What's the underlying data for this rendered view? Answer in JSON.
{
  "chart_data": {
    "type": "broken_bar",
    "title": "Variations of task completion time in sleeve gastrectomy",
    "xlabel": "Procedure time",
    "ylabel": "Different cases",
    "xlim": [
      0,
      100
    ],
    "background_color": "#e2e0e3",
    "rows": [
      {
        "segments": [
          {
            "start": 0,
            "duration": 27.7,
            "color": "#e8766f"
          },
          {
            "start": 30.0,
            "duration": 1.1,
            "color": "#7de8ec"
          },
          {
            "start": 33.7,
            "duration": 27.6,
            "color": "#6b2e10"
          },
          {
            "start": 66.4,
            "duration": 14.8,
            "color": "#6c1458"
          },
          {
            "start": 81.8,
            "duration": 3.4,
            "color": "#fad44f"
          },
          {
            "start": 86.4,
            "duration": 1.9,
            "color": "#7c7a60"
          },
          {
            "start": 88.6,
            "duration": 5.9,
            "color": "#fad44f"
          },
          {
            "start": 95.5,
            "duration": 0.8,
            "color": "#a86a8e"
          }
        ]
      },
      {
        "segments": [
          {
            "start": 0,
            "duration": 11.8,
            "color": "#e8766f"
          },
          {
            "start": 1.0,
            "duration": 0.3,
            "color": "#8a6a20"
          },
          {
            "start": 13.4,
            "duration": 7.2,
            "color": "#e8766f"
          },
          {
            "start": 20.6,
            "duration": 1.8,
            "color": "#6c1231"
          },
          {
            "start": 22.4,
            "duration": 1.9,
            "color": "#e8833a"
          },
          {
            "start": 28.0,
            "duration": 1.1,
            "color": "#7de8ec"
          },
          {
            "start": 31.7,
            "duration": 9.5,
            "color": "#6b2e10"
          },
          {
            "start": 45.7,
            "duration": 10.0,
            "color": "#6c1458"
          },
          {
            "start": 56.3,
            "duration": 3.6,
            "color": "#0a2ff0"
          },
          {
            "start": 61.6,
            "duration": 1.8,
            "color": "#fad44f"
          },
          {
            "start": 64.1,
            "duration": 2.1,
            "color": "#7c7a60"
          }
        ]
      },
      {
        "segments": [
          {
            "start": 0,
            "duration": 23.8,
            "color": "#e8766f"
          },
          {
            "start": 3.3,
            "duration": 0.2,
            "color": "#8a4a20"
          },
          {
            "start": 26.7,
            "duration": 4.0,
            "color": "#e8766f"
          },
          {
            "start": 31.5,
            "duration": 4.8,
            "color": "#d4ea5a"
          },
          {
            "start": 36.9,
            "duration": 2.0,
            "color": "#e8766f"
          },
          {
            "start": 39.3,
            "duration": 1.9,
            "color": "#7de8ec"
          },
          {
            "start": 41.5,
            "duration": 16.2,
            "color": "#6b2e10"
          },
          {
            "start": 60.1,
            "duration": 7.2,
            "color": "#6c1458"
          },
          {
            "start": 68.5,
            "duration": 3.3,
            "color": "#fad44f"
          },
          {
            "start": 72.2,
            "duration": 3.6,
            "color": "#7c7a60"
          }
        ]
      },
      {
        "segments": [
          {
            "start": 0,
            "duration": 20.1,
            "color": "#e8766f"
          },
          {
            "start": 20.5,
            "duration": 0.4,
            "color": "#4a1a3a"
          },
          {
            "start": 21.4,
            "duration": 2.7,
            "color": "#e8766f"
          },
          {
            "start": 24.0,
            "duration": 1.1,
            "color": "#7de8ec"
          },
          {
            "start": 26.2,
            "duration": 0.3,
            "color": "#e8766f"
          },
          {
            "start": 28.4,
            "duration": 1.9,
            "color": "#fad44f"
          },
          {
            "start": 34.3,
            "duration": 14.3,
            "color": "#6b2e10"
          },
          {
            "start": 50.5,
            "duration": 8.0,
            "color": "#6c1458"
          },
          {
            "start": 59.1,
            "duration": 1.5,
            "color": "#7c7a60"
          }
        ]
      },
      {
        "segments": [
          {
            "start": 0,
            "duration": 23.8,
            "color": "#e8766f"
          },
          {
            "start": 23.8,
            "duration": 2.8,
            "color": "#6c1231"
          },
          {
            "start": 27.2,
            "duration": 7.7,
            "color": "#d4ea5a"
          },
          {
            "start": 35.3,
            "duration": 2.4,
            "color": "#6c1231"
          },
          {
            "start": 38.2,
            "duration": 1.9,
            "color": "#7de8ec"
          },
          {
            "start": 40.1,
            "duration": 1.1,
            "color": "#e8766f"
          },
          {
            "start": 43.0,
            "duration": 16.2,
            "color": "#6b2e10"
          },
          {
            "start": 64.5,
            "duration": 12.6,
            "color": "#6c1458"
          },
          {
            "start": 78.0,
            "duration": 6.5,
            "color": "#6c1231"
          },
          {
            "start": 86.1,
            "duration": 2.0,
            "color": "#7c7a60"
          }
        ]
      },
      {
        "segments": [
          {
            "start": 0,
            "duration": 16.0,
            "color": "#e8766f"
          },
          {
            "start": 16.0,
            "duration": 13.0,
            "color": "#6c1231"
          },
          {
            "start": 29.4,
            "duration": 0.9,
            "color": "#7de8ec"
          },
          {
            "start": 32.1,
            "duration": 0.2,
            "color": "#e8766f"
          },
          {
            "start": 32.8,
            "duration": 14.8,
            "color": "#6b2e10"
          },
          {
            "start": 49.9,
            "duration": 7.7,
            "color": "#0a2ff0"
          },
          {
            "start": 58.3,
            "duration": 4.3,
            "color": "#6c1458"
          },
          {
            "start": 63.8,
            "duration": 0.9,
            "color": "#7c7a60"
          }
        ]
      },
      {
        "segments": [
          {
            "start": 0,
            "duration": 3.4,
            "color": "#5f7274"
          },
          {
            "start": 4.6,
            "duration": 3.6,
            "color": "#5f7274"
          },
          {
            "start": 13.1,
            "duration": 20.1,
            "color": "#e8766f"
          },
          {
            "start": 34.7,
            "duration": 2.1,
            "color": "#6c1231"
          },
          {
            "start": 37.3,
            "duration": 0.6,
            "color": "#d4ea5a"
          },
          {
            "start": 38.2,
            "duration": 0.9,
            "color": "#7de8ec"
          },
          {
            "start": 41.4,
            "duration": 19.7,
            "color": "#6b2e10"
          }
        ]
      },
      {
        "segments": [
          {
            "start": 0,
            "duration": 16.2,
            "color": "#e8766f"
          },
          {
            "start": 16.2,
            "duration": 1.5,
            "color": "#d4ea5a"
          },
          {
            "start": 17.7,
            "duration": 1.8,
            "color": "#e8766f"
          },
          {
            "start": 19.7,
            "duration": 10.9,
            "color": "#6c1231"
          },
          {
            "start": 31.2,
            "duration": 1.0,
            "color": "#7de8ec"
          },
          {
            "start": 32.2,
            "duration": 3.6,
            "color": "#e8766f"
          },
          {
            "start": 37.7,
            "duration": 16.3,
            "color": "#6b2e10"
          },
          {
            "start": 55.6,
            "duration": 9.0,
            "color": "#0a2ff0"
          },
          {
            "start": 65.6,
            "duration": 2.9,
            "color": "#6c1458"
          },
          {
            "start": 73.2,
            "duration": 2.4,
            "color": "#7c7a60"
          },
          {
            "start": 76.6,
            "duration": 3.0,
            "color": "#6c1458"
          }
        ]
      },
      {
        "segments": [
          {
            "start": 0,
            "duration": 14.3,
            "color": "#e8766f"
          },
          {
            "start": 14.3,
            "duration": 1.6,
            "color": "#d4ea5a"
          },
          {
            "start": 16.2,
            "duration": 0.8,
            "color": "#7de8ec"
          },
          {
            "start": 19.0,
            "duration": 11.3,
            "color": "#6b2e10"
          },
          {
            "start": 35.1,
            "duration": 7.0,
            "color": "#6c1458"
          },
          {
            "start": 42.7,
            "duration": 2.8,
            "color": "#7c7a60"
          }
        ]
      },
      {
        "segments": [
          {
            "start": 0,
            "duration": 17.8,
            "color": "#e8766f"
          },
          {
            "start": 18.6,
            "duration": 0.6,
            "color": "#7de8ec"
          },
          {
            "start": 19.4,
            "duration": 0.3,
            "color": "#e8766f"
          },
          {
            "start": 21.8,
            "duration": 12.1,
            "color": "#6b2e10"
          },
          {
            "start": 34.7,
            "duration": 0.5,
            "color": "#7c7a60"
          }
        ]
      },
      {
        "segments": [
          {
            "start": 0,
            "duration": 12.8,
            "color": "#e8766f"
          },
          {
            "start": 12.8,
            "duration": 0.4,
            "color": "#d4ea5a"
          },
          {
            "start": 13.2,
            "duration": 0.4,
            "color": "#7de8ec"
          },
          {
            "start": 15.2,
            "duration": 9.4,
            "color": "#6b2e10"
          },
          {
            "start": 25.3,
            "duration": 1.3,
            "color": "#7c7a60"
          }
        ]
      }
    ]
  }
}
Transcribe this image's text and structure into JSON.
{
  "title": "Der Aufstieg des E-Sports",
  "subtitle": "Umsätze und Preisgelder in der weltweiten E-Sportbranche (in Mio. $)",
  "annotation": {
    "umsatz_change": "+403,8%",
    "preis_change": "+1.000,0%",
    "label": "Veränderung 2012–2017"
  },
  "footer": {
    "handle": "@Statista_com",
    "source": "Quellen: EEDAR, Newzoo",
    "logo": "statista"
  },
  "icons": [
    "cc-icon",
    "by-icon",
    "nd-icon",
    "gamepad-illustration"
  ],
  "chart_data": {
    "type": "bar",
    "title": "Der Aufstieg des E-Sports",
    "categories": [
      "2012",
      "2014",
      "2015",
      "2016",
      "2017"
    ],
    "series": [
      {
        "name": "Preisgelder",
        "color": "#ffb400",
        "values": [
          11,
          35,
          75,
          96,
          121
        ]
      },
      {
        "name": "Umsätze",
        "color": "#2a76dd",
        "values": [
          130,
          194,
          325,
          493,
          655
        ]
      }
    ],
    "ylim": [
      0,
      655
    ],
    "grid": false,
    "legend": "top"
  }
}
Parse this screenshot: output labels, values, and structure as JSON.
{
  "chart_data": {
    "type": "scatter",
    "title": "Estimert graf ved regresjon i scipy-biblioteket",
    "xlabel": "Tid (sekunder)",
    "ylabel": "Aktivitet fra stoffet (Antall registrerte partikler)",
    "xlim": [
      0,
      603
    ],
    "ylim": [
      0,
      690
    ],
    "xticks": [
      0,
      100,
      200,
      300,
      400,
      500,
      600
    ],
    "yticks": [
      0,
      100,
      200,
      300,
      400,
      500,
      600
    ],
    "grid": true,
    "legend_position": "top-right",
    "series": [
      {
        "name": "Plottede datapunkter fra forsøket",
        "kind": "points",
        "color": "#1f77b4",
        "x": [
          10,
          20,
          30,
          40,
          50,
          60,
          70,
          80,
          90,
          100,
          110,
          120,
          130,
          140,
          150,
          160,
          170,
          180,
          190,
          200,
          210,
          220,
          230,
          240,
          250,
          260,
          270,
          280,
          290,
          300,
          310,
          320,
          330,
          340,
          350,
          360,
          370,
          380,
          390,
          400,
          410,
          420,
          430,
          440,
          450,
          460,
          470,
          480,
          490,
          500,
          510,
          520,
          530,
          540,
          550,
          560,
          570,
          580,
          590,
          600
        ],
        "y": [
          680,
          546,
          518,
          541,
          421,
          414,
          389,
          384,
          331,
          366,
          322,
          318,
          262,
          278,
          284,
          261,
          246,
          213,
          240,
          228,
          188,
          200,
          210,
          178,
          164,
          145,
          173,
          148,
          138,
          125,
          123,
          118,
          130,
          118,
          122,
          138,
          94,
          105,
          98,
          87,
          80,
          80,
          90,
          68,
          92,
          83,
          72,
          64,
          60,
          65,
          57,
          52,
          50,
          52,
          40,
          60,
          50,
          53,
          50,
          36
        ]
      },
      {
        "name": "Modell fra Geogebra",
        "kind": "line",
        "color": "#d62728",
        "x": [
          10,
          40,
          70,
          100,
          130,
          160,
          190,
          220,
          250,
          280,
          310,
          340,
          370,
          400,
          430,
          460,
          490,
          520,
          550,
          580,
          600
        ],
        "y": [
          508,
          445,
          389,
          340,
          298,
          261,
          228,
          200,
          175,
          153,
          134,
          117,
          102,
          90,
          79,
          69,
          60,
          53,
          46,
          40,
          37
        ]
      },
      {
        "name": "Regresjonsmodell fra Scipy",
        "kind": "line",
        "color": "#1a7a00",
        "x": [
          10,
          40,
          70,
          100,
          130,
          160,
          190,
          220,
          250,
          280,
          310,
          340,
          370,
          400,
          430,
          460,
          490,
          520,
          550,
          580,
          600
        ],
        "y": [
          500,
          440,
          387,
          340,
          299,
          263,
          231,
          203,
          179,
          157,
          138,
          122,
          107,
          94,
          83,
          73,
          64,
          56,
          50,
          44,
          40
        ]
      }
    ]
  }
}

EXERCISE DETAILS:
Look through the data and show every line containing "name".

REPLY TO THE TASK:
        "name": "Preisgelder",
        "name": "Umsätze",
        "name": "Plottede datapunkter fra forsøket",
        "name": "Modell fra Geogebra",
        "name": "Regresjonsmodell fra Scipy",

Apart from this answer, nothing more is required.